EXERCISE INSTRUCTIONS: Make an exact transcription of the material, leaving out all images.

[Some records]
-- START --
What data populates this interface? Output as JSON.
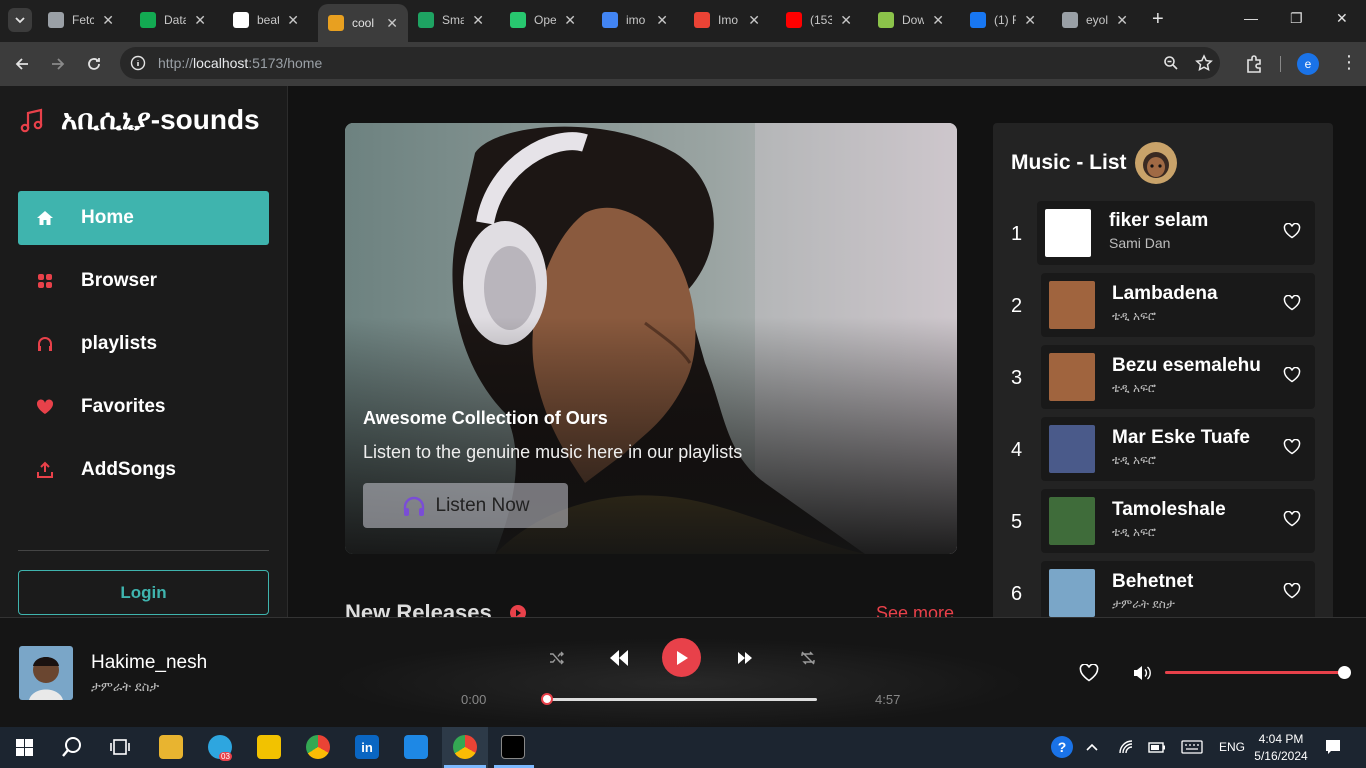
{
  "browser": {
    "tabs": [
      {
        "title": "Fetc",
        "icon": "settings-icon",
        "color": "#9aa0a6"
      },
      {
        "title": "Data",
        "icon": "mongodb-icon",
        "color": "#13aa52"
      },
      {
        "title": "beat",
        "icon": "github-icon",
        "color": "#ffffff"
      },
      {
        "title": "cool",
        "icon": "music-note-icon",
        "color": "#e8a020"
      },
      {
        "title": "Sma",
        "icon": "sheet-icon",
        "color": "#1ea362"
      },
      {
        "title": "Ope",
        "icon": "iqiyi-icon",
        "color": "#28c76f"
      },
      {
        "title": "imo",
        "icon": "google-icon",
        "color": "#4285f4"
      },
      {
        "title": "Imo",
        "icon": "gmail-icon",
        "color": "#ea4335"
      },
      {
        "title": "(153",
        "icon": "youtube-icon",
        "color": "#ff0000"
      },
      {
        "title": "Dow",
        "icon": "download-icon",
        "color": "#8bc34a"
      },
      {
        "title": "(1) F",
        "icon": "facebook-icon",
        "color": "#1877f2"
      },
      {
        "title": "eyol",
        "icon": "globe-icon",
        "color": "#9aa0a6"
      }
    ],
    "url_prefix": "http://",
    "url_host": "localhost",
    "url_path": ":5173/home",
    "profile_initial": "e"
  },
  "sidebar": {
    "brand": "አቢሲኒያ-sounds",
    "nav": [
      {
        "label": "Home",
        "icon": "home-icon"
      },
      {
        "label": "Browser",
        "icon": "grid-icon"
      },
      {
        "label": "playlists",
        "icon": "headphones-icon"
      },
      {
        "label": "Favorites",
        "icon": "heart-icon"
      },
      {
        "label": "AddSongs",
        "icon": "upload-icon"
      }
    ],
    "login_label": "Login"
  },
  "hero": {
    "title": "Awesome Collection of Ours",
    "subtitle": "Listen to the genuine music here in our playlists",
    "button_label": "Listen Now"
  },
  "releases": {
    "title": "New Releases",
    "see_more": "See more"
  },
  "playlist": {
    "title": "Music - List",
    "songs": [
      {
        "num": "1",
        "title": "fiker selam",
        "artist": "Sami Dan"
      },
      {
        "num": "2",
        "title": "Lambadena",
        "artist": "ቴዲ አፍሮ"
      },
      {
        "num": "3",
        "title": "Bezu esemalehu",
        "artist": "ቴዲ አፍሮ"
      },
      {
        "num": "4",
        "title": "Mar Eske Tuafe",
        "artist": "ቴዲ አፍሮ"
      },
      {
        "num": "5",
        "title": "Tamoleshale",
        "artist": "ቴዲ አፍሮ"
      },
      {
        "num": "6",
        "title": "Behetnet",
        "artist": "ታምራት ደስታ"
      }
    ]
  },
  "player": {
    "title": "Hakime_nesh",
    "artist": "ታምራት ደስታ",
    "elapsed": "0:00",
    "duration": "4:57",
    "progress": 0.0,
    "volume": 1.0
  },
  "taskbar": {
    "time": "4:04 PM",
    "date": "5/16/2024",
    "lang": "ENG",
    "telegram_badge": "03"
  },
  "colors": {
    "accent": "#3fb4ae",
    "red": "#e8414a"
  }
}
-- END --
ANSWER TO THIS PROBLEM:
What data populates this interface? Output as JSON.
{
  "browser": {
    "tabs": [
      {
        "title": "Fetc",
        "icon": "settings-icon",
        "color": "#9aa0a6"
      },
      {
        "title": "Data",
        "icon": "mongodb-icon",
        "color": "#13aa52"
      },
      {
        "title": "beat",
        "icon": "github-icon",
        "color": "#ffffff"
      },
      {
        "title": "cool",
        "icon": "music-note-icon",
        "color": "#e8a020"
      },
      {
        "title": "Sma",
        "icon": "sheet-icon",
        "color": "#1ea362"
      },
      {
        "title": "Ope",
        "icon": "iqiyi-icon",
        "color": "#28c76f"
      },
      {
        "title": "imo",
        "icon": "google-icon",
        "color": "#4285f4"
      },
      {
        "title": "Imo",
        "icon": "gmail-icon",
        "color": "#ea4335"
      },
      {
        "title": "(153",
        "icon": "youtube-icon",
        "color": "#ff0000"
      },
      {
        "title": "Dow",
        "icon": "download-icon",
        "color": "#8bc34a"
      },
      {
        "title": "(1) F",
        "icon": "facebook-icon",
        "color": "#1877f2"
      },
      {
        "title": "eyol",
        "icon": "globe-icon",
        "color": "#9aa0a6"
      }
    ],
    "url_prefix": "http://",
    "url_host": "localhost",
    "url_path": ":5173/home",
    "profile_initial": "e"
  },
  "sidebar": {
    "brand": "አቢሲኒያ-sounds",
    "nav": [
      {
        "label": "Home",
        "icon": "home-icon"
      },
      {
        "label": "Browser",
        "icon": "grid-icon"
      },
      {
        "label": "playlists",
        "icon": "headphones-icon"
      },
      {
        "label": "Favorites",
        "icon": "heart-icon"
      },
      {
        "label": "AddSongs",
        "icon": "upload-icon"
      }
    ],
    "login_label": "Login"
  },
  "hero": {
    "title": "Awesome Collection of Ours",
    "subtitle": "Listen to the genuine music here in our playlists",
    "button_label": "Listen Now"
  },
  "releases": {
    "title": "New Releases",
    "see_more": "See more"
  },
  "playlist": {
    "title": "Music - List",
    "songs": [
      {
        "num": "1",
        "title": "fiker selam",
        "artist": "Sami Dan"
      },
      {
        "num": "2",
        "title": "Lambadena",
        "artist": "ቴዲ አፍሮ"
      },
      {
        "num": "3",
        "title": "Bezu esemalehu",
        "artist": "ቴዲ አፍሮ"
      },
      {
        "num": "4",
        "title": "Mar Eske Tuafe",
        "artist": "ቴዲ አፍሮ"
      },
      {
        "num": "5",
        "title": "Tamoleshale",
        "artist": "ቴዲ አፍሮ"
      },
      {
        "num": "6",
        "title": "Behetnet",
        "artist": "ታምራት ደስታ"
      }
    ]
  },
  "player": {
    "title": "Hakime_nesh",
    "artist": "ታምራት ደስታ",
    "elapsed": "0:00",
    "duration": "4:57",
    "progress": 0.0,
    "volume": 1.0
  },
  "taskbar": {
    "time": "4:04 PM",
    "date": "5/16/2024",
    "lang": "ENG",
    "telegram_badge": "03"
  },
  "colors": {
    "accent": "#3fb4ae",
    "red": "#e8414a"
  }
}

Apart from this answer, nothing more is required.